## What the task asks
A line counts if it contains the string "建设项目信息"; say how many such lines there are, giving only the number.

** start Entries **

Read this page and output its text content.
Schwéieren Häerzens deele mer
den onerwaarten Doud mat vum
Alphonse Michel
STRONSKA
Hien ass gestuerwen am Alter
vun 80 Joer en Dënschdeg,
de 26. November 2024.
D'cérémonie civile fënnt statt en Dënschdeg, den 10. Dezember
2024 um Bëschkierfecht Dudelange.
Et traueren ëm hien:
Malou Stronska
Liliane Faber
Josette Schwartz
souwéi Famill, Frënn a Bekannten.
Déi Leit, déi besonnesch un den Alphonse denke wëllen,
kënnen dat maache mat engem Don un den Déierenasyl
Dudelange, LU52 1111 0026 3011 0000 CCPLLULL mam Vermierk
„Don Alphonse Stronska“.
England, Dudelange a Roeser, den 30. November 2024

** end Entries **
** start Entries **

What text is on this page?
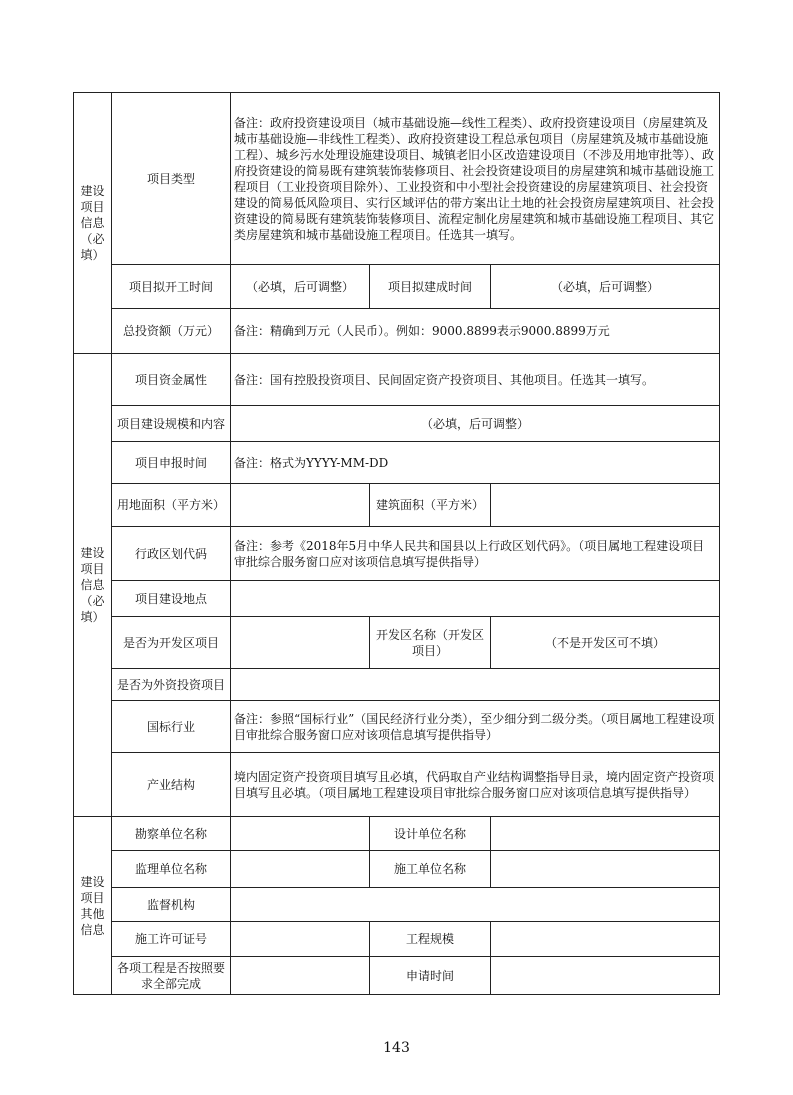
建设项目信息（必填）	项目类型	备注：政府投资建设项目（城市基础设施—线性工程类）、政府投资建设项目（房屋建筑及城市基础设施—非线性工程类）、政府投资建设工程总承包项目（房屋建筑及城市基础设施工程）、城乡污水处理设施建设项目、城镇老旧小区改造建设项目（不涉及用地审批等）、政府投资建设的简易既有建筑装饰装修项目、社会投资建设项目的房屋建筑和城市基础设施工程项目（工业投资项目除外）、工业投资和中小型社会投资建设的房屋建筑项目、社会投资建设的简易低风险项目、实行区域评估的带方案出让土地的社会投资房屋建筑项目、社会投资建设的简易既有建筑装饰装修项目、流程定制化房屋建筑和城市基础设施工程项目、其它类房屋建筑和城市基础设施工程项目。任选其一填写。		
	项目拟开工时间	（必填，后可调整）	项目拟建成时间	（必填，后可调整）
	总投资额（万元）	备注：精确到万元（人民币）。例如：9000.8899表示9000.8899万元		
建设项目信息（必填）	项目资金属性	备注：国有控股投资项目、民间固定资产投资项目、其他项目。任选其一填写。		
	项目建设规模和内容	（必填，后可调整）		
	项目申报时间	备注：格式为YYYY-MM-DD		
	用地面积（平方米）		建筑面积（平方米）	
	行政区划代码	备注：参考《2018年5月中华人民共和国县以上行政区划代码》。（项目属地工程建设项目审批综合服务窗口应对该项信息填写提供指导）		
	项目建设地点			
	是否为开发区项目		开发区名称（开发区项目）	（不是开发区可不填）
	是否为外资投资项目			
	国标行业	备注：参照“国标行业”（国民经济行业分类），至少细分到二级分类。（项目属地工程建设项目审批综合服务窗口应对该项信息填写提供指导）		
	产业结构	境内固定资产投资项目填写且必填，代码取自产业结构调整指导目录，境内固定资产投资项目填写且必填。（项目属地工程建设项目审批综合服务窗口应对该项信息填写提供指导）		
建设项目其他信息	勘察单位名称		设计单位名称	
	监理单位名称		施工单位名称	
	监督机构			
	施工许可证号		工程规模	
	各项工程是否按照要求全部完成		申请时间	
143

** end Entries **
** start Entries **

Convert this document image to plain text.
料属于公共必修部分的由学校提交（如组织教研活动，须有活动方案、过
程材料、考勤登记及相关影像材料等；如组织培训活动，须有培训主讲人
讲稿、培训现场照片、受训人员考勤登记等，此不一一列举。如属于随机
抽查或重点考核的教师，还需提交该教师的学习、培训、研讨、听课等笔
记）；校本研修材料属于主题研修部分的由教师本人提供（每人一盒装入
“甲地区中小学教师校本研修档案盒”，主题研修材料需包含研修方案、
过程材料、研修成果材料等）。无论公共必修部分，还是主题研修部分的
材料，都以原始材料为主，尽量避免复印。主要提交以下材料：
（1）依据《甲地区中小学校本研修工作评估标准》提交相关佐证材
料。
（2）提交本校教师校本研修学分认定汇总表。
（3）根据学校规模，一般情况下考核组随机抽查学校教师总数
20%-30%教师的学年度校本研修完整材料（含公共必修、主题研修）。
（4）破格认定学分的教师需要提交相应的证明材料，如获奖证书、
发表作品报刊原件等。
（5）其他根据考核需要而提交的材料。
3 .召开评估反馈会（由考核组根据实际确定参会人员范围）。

** end Entries **

## Written answer
2